Task details -
Repeat the listing in full. Nothing may be added or left out.

Records for the task -
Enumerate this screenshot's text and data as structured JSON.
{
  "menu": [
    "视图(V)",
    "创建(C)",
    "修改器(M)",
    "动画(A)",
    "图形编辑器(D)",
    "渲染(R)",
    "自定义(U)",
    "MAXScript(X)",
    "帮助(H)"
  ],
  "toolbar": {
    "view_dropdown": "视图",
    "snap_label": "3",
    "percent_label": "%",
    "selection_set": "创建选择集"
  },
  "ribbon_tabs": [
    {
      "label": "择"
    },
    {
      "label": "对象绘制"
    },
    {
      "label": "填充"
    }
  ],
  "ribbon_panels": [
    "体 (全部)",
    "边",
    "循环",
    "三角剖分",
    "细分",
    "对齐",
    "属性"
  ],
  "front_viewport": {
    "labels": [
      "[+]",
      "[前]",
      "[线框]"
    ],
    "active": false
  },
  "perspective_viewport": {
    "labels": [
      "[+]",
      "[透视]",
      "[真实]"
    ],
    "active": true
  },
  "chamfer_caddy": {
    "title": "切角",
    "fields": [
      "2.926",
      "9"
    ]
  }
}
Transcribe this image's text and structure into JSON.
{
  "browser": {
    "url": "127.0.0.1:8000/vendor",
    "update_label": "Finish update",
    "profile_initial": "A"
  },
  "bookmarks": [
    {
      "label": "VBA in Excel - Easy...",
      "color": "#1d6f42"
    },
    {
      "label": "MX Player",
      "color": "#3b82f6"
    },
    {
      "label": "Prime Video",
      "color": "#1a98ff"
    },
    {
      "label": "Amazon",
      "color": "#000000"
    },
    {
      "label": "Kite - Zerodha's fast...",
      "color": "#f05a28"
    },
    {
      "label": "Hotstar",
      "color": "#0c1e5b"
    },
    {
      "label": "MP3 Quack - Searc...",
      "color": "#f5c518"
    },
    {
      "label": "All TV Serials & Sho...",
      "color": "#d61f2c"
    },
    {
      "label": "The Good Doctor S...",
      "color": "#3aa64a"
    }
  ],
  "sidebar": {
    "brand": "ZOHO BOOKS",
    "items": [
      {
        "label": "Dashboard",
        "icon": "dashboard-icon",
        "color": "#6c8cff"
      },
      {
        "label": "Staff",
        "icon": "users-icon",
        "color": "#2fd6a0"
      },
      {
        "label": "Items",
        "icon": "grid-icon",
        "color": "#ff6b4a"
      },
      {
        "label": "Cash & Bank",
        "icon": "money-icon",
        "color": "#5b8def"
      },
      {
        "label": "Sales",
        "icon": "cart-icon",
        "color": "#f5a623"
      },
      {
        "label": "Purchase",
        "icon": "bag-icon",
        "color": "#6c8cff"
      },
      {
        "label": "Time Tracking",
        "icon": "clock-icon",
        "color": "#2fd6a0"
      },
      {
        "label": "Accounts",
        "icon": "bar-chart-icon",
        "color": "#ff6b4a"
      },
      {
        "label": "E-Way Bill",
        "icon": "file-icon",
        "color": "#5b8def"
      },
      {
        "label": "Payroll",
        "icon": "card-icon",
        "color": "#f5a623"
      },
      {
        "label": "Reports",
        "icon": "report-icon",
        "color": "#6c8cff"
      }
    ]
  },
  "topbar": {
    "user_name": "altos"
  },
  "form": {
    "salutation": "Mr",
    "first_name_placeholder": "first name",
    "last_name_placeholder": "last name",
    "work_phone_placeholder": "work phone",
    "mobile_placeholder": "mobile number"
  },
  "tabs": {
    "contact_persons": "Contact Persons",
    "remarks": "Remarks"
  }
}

Output below -
Enumerate this screenshot's text and data as structured JSON.
{
  "menu": [
    "视图(V)",
    "创建(C)",
    "修改器(M)",
    "动画(A)",
    "图形编辑器(D)",
    "渲染(R)",
    "自定义(U)",
    "MAXScript(X)",
    "帮助(H)"
  ],
  "toolbar": {
    "view_dropdown": "视图",
    "snap_label": "3",
    "percent_label": "%",
    "selection_set": "创建选择集"
  },
  "ribbon_tabs": [
    {
      "label": "择"
    },
    {
      "label": "对象绘制"
    },
    {
      "label": "填充"
    }
  ],
  "ribbon_panels": [
    "体 (全部)",
    "边",
    "循环",
    "三角剖分",
    "细分",
    "对齐",
    "属性"
  ],
  "front_viewport": {
    "labels": [
      "[+]",
      "[前]",
      "[线框]"
    ],
    "active": false
  },
  "perspective_viewport": {
    "labels": [
      "[+]",
      "[透视]",
      "[真实]"
    ],
    "active": true
  },
  "chamfer_caddy": {
    "title": "切角",
    "fields": [
      "2.926",
      "9"
    ]
  }
}
Transcribe this image's text and structure into JSON.
{
  "browser": {
    "url": "127.0.0.1:8000/vendor",
    "update_label": "Finish update",
    "profile_initial": "A"
  },
  "bookmarks": [
    {
      "label": "VBA in Excel - Easy...",
      "color": "#1d6f42"
    },
    {
      "label": "MX Player",
      "color": "#3b82f6"
    },
    {
      "label": "Prime Video",
      "color": "#1a98ff"
    },
    {
      "label": "Amazon",
      "color": "#000000"
    },
    {
      "label": "Kite - Zerodha's fast...",
      "color": "#f05a28"
    },
    {
      "label": "Hotstar",
      "color": "#0c1e5b"
    },
    {
      "label": "MP3 Quack - Searc...",
      "color": "#f5c518"
    },
    {
      "label": "All TV Serials & Sho...",
      "color": "#d61f2c"
    },
    {
      "label": "The Good Doctor S...",
      "color": "#3aa64a"
    }
  ],
  "sidebar": {
    "brand": "ZOHO BOOKS",
    "items": [
      {
        "label": "Dashboard",
        "icon": "dashboard-icon",
        "color": "#6c8cff"
      },
      {
        "label": "Staff",
        "icon": "users-icon",
        "color": "#2fd6a0"
      },
      {
        "label": "Items",
        "icon": "grid-icon",
        "color": "#ff6b4a"
      },
      {
        "label": "Cash & Bank",
        "icon": "money-icon",
        "color": "#5b8def"
      },
      {
        "label": "Sales",
        "icon": "cart-icon",
        "color": "#f5a623"
      },
      {
        "label": "Purchase",
        "icon": "bag-icon",
        "color": "#6c8cff"
      },
      {
        "label": "Time Tracking",
        "icon": "clock-icon",
        "color": "#2fd6a0"
      },
      {
        "label": "Accounts",
        "icon": "bar-chart-icon",
        "color": "#ff6b4a"
      },
      {
        "label": "E-Way Bill",
        "icon": "file-icon",
        "color": "#5b8def"
      },
      {
        "label": "Payroll",
        "icon": "card-icon",
        "color": "#f5a623"
      },
      {
        "label": "Reports",
        "icon": "report-icon",
        "color": "#6c8cff"
      }
    ]
  },
  "topbar": {
    "user_name": "altos"
  },
  "form": {
    "salutation": "Mr",
    "first_name_placeholder": "first name",
    "last_name_placeholder": "last name",
    "work_phone_placeholder": "work phone",
    "mobile_placeholder": "mobile number"
  },
  "tabs": {
    "contact_persons": "Contact Persons",
    "remarks": "Remarks"
  }
}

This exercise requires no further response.